Records from a dataset:
------------------------------------

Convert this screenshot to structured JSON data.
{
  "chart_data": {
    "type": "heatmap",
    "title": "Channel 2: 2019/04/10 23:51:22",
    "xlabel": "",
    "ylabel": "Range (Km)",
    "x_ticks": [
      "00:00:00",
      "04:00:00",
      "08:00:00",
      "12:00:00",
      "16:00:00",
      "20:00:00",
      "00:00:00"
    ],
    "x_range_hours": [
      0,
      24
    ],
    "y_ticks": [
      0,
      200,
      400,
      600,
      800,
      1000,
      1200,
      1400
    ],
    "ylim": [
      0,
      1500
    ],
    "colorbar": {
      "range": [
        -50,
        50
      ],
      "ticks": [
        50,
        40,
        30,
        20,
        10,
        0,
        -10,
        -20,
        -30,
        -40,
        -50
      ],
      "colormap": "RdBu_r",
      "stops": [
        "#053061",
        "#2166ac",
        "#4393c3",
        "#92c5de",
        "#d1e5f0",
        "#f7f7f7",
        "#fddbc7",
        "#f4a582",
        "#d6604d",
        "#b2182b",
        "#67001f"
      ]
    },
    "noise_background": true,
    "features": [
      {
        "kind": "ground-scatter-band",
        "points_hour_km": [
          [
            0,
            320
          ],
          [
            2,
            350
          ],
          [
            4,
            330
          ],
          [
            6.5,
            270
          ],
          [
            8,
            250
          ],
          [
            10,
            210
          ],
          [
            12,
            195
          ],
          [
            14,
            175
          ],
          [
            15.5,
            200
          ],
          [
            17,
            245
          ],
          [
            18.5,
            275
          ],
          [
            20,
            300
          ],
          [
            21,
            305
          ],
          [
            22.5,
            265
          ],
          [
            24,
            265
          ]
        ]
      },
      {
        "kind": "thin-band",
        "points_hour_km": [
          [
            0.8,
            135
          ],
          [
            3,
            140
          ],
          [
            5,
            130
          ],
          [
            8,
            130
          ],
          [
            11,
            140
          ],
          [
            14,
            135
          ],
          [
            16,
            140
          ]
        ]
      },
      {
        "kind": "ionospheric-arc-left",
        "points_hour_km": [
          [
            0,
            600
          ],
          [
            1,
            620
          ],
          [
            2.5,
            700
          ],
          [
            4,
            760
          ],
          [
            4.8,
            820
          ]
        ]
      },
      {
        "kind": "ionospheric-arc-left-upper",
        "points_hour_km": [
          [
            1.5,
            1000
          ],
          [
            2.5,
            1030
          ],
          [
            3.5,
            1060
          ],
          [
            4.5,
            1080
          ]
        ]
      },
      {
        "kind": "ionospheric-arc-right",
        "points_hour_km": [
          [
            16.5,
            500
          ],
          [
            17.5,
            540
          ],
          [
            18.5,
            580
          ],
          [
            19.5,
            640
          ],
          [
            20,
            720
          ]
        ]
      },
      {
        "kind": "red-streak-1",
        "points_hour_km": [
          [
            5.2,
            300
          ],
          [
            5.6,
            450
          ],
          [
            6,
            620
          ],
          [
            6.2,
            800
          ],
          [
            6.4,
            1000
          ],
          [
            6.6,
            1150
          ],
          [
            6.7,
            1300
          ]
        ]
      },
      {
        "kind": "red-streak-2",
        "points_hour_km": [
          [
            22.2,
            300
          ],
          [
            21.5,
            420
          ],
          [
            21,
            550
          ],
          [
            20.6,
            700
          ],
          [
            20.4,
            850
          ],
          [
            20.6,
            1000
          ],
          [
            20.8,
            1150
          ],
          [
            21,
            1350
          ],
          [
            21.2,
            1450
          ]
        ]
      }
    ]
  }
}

------------------------------------

→ Prompt
Write down the full listing again, exactly.

→ Answer to this exercise
Convert this screenshot to structured JSON data.
{
  "chart_data": {
    "type": "heatmap",
    "title": "Channel 2: 2019/04/10 23:51:22",
    "xlabel": "",
    "ylabel": "Range (Km)",
    "x_ticks": [
      "00:00:00",
      "04:00:00",
      "08:00:00",
      "12:00:00",
      "16:00:00",
      "20:00:00",
      "00:00:00"
    ],
    "x_range_hours": [
      0,
      24
    ],
    "y_ticks": [
      0,
      200,
      400,
      600,
      800,
      1000,
      1200,
      1400
    ],
    "ylim": [
      0,
      1500
    ],
    "colorbar": {
      "range": [
        -50,
        50
      ],
      "ticks": [
        50,
        40,
        30,
        20,
        10,
        0,
        -10,
        -20,
        -30,
        -40,
        -50
      ],
      "colormap": "RdBu_r",
      "stops": [
        "#053061",
        "#2166ac",
        "#4393c3",
        "#92c5de",
        "#d1e5f0",
        "#f7f7f7",
        "#fddbc7",
        "#f4a582",
        "#d6604d",
        "#b2182b",
        "#67001f"
      ]
    },
    "noise_background": true,
    "features": [
      {
        "kind": "ground-scatter-band",
        "points_hour_km": [
          [
            0,
            320
          ],
          [
            2,
            350
          ],
          [
            4,
            330
          ],
          [
            6.5,
            270
          ],
          [
            8,
            250
          ],
          [
            10,
            210
          ],
          [
            12,
            195
          ],
          [
            14,
            175
          ],
          [
            15.5,
            200
          ],
          [
            17,
            245
          ],
          [
            18.5,
            275
          ],
          [
            20,
            300
          ],
          [
            21,
            305
          ],
          [
            22.5,
            265
          ],
          [
            24,
            265
          ]
        ]
      },
      {
        "kind": "thin-band",
        "points_hour_km": [
          [
            0.8,
            135
          ],
          [
            3,
            140
          ],
          [
            5,
            130
          ],
          [
            8,
            130
          ],
          [
            11,
            140
          ],
          [
            14,
            135
          ],
          [
            16,
            140
          ]
        ]
      },
      {
        "kind": "ionospheric-arc-left",
        "points_hour_km": [
          [
            0,
            600
          ],
          [
            1,
            620
          ],
          [
            2.5,
            700
          ],
          [
            4,
            760
          ],
          [
            4.8,
            820
          ]
        ]
      },
      {
        "kind": "ionospheric-arc-left-upper",
        "points_hour_km": [
          [
            1.5,
            1000
          ],
          [
            2.5,
            1030
          ],
          [
            3.5,
            1060
          ],
          [
            4.5,
            1080
          ]
        ]
      },
      {
        "kind": "ionospheric-arc-right",
        "points_hour_km": [
          [
            16.5,
            500
          ],
          [
            17.5,
            540
          ],
          [
            18.5,
            580
          ],
          [
            19.5,
            640
          ],
          [
            20,
            720
          ]
        ]
      },
      {
        "kind": "red-streak-1",
        "points_hour_km": [
          [
            5.2,
            300
          ],
          [
            5.6,
            450
          ],
          [
            6,
            620
          ],
          [
            6.2,
            800
          ],
          [
            6.4,
            1000
          ],
          [
            6.6,
            1150
          ],
          [
            6.7,
            1300
          ]
        ]
      },
      {
        "kind": "red-streak-2",
        "points_hour_km": [
          [
            22.2,
            300
          ],
          [
            21.5,
            420
          ],
          [
            21,
            550
          ],
          [
            20.6,
            700
          ],
          [
            20.4,
            850
          ],
          [
            20.6,
            1000
          ],
          [
            20.8,
            1150
          ],
          [
            21,
            1350
          ],
          [
            21.2,
            1450
          ]
        ]
      }
    ]
  }
}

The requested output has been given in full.